**Work to do**
The listing below must be repeated word for word, with its images excluded.

**Supplied entries**
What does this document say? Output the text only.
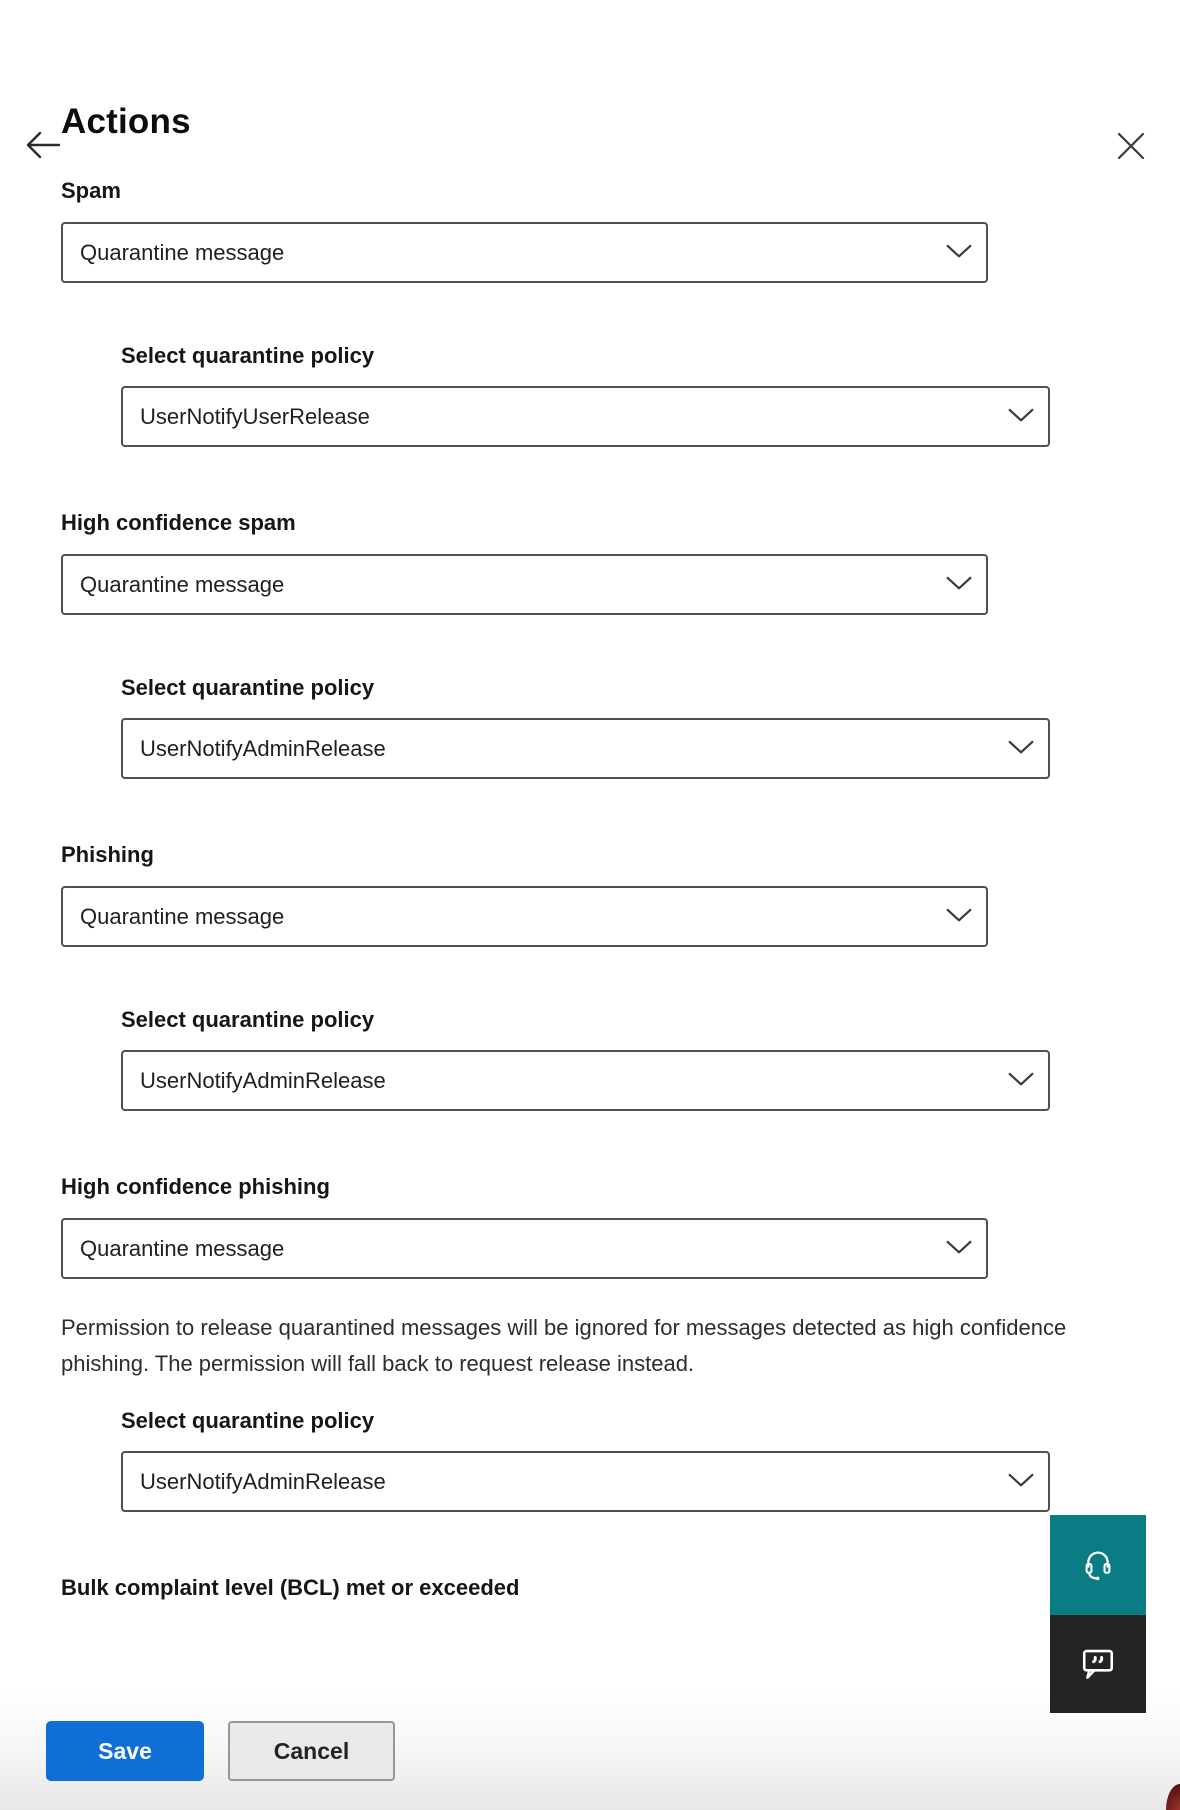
Actions
Spam
Quarantine message
Select quarantine policy
UserNotifyUserRelease
High confidence spam
Quarantine message
Select quarantine policy
UserNotifyAdminRelease
Phishing
Quarantine message
Select quarantine policy
UserNotifyAdminRelease
High confidence phishing
Quarantine message

Permission to release quarantined messages will be ignored for messages detected as high confidence phishing. The permission will fall back to request release instead.

Select quarantine policy
UserNotifyAdminRelease
Bulk complaint level (BCL) met or exceeded
Save	Cancel
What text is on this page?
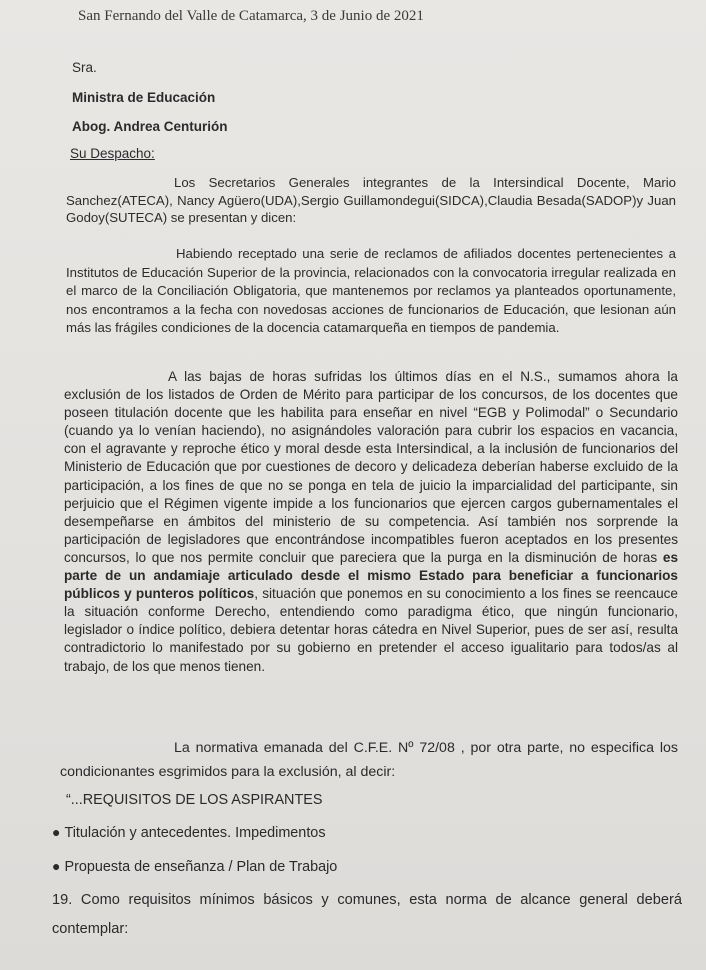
San Fernando del Valle de Catamarca, 3 de Junio de 2021
Sra.
Ministra de Educación
Abog. Andrea Centurión
Su Despacho:
Los Secretarios Generales integrantes de la Intersindical Docente, Mario Sanchez(ATECA), Nancy Agüero(UDA),Sergio Guillamondegui(SIDCA),Claudia Besada(SADOP)y Juan Godoy(SUTECA) se presentan y dicen:
Habiendo receptado una serie de reclamos de afiliados docentes pertenecientes a Institutos de Educación Superior de la provincia, relacionados con la convocatoria irregular realizada en el marco de la Conciliación Obligatoria, que mantenemos por reclamos ya planteados oportunamente, nos encontramos a la fecha con novedosas acciones de funcionarios de Educación, que lesionan aún más las frágiles condiciones de la docencia catamarqueña en tiempos de pandemia.
A las bajas de horas sufridas los últimos días en el N.S., sumamos ahora la exclusión de los listados de Orden de Mérito para participar de los concursos, de los docentes que poseen titulación docente que les habilita para enseñar en nivel “EGB y Polimodal” o Secundario (cuando ya lo venían haciendo), no asignándoles valoración para cubrir los espacios en vacancia, con el agravante y reproche ético y moral desde esta Intersindical, a la inclusión de funcionarios del Ministerio de Educación que por cuestiones de decoro y delicadeza deberían haberse excluido de la participación, a los fines de que no se ponga en tela de juicio la imparcialidad del participante, sin perjuicio que el Régimen vigente impide a los funcionarios que ejercen cargos gubernamentales el desempeñarse en ámbitos del ministerio de su competencia. Así también nos sorprende la participación de legisladores que encontrándose incompatibles fueron aceptados en los presentes concursos, lo que nos permite concluir que pareciera que la purga en la disminución de horas es parte de un andamiaje articulado desde el mismo Estado para beneficiar a funcionarios públicos y punteros políticos, situación que ponemos en su conocimiento a los fines se reencauce la situación conforme Derecho, entendiendo como paradigma ético, que ningún funcionario, legislador o índice político, debiera detentar horas cátedra en Nivel Superior, pues de ser así, resulta contradictorio lo manifestado por su gobierno en pretender el acceso igualitario para todos/as al trabajo, de los que menos tienen.
La normativa emanada del C.F.E. Nº 72/08 , por otra parte, no especifica los condicionantes esgrimidos para la exclusión, al decir:
“...REQUISITOS DE LOS ASPIRANTES
● Titulación y antecedentes. Impedimentos
● Propuesta de enseñanza / Plan de Trabajo
19. Como requisitos mínimos básicos y comunes, esta norma de alcance general deberá contemplar:
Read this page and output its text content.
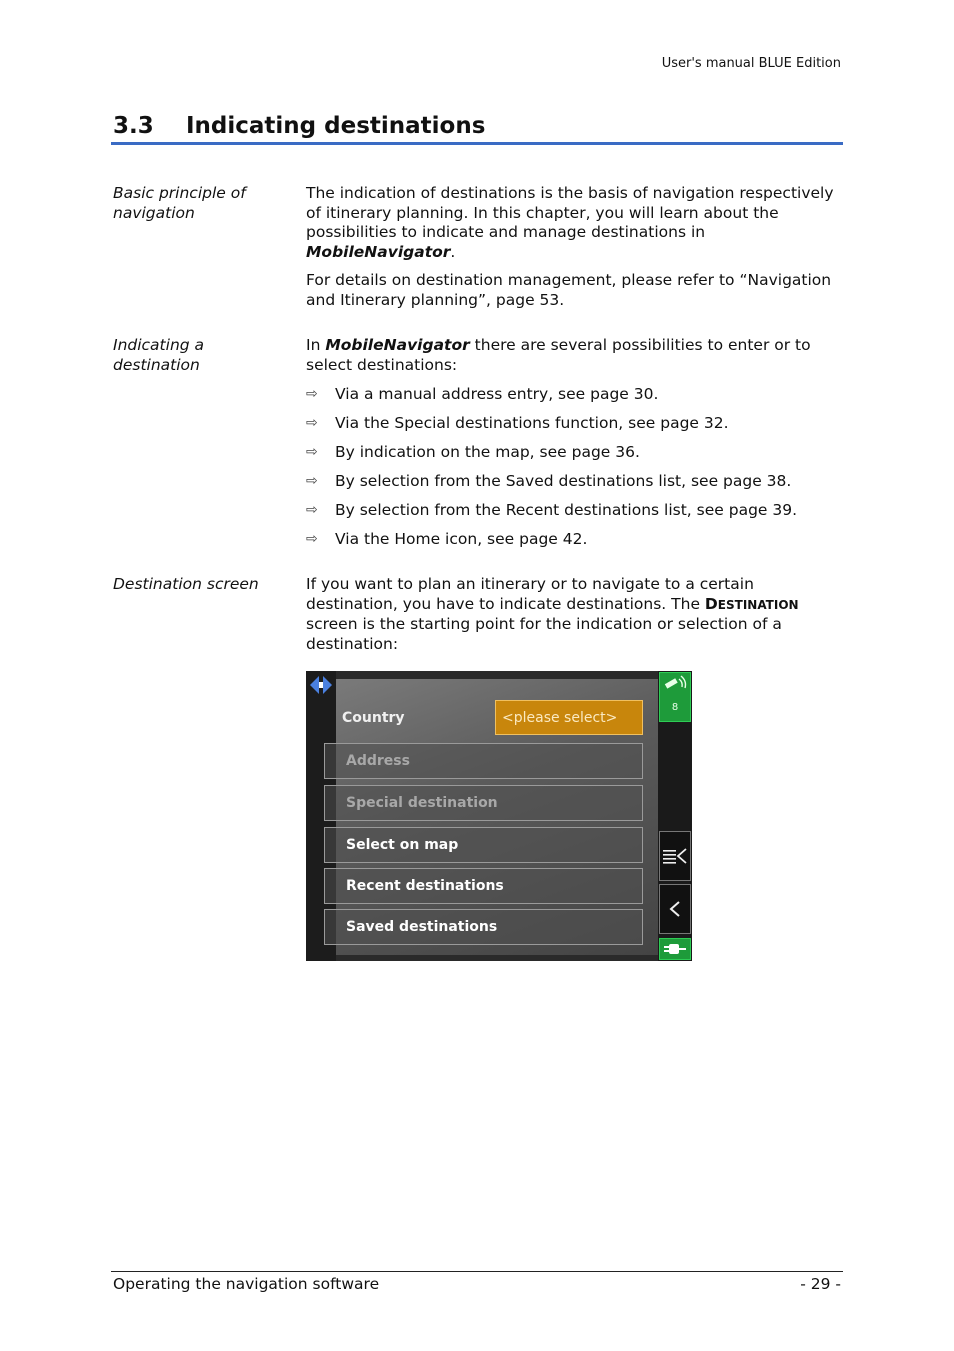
User's manual BLUE Edition
3.3 Indicating destinations
Basic principle of navigation

The indication of destinations is the basis of navigation respectively of itinerary planning. In this chapter, you will learn about the possibilities to indicate and manage destinations in MobileNavigator.

For details on destination management, please refer to “Navigation and Itinerary planning”, page 53.

Indicating a destination

In MobileNavigator there are several possibilities to enter or to select destinations:

⇨	Via a manual address entry, see page 30.
⇨	Via the Special destinations function, see page 32.
⇨	By indication on the map, see page 36.
⇨	By selection from the Saved destinations list, see page 38.
⇨	By selection from the Recent destinations list, see page 39.
⇨	Via the Home icon, see page 42.
Destination screen	If you want to plan an itinerary or to navigate to a certain destination, you have to indicate destinations. The DESTINATION screen is the starting point for the indication or selection of a destination:

Country	<please select>
Address
Special destination
Select on map
Recent destinations
Saved destinations
8
Operating the navigation software	- 29 -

**Right answer**
What does this document say? Output the text only.
Actions
Spam
Quarantine message
Select quarantine policy
UserNotifyUserRelease
High confidence spam
Quarantine message
Select quarantine policy
UserNotifyAdminRelease
Phishing
Quarantine message
Select quarantine policy
UserNotifyAdminRelease
High confidence phishing
Quarantine message

Permission to release quarantined messages will be ignored for messages detected as high confidence phishing. The permission will fall back to request release instead.

Select quarantine policy
UserNotifyAdminRelease
Bulk complaint level (BCL) met or exceeded
Save	Cancel
What text is on this page?
San Fernando del Valle de Catamarca, 3 de Junio de 2021
Sra.
Ministra de Educación
Abog. Andrea Centurión
Su Despacho:
Los Secretarios Generales integrantes de la Intersindical Docente, Mario Sanchez(ATECA), Nancy Agüero(UDA),Sergio Guillamondegui(SIDCA),Claudia Besada(SADOP)y Juan Godoy(SUTECA) se presentan y dicen:
Habiendo receptado una serie de reclamos de afiliados docentes pertenecientes a Institutos de Educación Superior de la provincia, relacionados con la convocatoria irregular realizada en el marco de la Conciliación Obligatoria, que mantenemos por reclamos ya planteados oportunamente, nos encontramos a la fecha con novedosas acciones de funcionarios de Educación, que lesionan aún más las frágiles condiciones de la docencia catamarqueña en tiempos de pandemia.
A las bajas de horas sufridas los últimos días en el N.S., sumamos ahora la exclusión de los listados de Orden de Mérito para participar de los concursos, de los docentes que poseen titulación docente que les habilita para enseñar en nivel “EGB y Polimodal” o Secundario (cuando ya lo venían haciendo), no asignándoles valoración para cubrir los espacios en vacancia, con el agravante y reproche ético y moral desde esta Intersindical, a la inclusión de funcionarios del Ministerio de Educación que por cuestiones de decoro y delicadeza deberían haberse excluido de la participación, a los fines de que no se ponga en tela de juicio la imparcialidad del participante, sin perjuicio que el Régimen vigente impide a los funcionarios que ejercen cargos gubernamentales el desempeñarse en ámbitos del ministerio de su competencia. Así también nos sorprende la participación de legisladores que encontrándose incompatibles fueron aceptados en los presentes concursos, lo que nos permite concluir que pareciera que la purga en la disminución de horas es parte de un andamiaje articulado desde el mismo Estado para beneficiar a funcionarios públicos y punteros políticos, situación que ponemos en su conocimiento a los fines se reencauce la situación conforme Derecho, entendiendo como paradigma ético, que ningún funcionario, legislador o índice político, debiera detentar horas cátedra en Nivel Superior, pues de ser así, resulta contradictorio lo manifestado por su gobierno en pretender el acceso igualitario para todos/as al trabajo, de los que menos tienen.
La normativa emanada del C.F.E. Nº 72/08 , por otra parte, no especifica los condicionantes esgrimidos para la exclusión, al decir:
“...REQUISITOS DE LOS ASPIRANTES
● Titulación y antecedentes. Impedimentos
● Propuesta de enseñanza / Plan de Trabajo
19. Como requisitos mínimos básicos y comunes, esta norma de alcance general deberá contemplar:
Read this page and output its text content.
User's manual BLUE Edition
3.3 Indicating destinations
Basic principle of navigation

The indication of destinations is the basis of navigation respectively of itinerary planning. In this chapter, you will learn about the possibilities to indicate and manage destinations in MobileNavigator.

For details on destination management, please refer to “Navigation and Itinerary planning”, page 53.

Indicating a destination

In MobileNavigator there are several possibilities to enter or to select destinations:

⇨	Via a manual address entry, see page 30.
⇨	Via the Special destinations function, see page 32.
⇨	By indication on the map, see page 36.
⇨	By selection from the Saved destinations list, see page 38.
⇨	By selection from the Recent destinations list, see page 39.
⇨	Via the Home icon, see page 42.
Destination screen	If you want to plan an itinerary or to navigate to a certain destination, you have to indicate destinations. The DESTINATION screen is the starting point for the indication or selection of a destination:

Country	<please select>
Address
Special destination
Select on map
Recent destinations
Saved destinations
8
Operating the navigation software	- 29 -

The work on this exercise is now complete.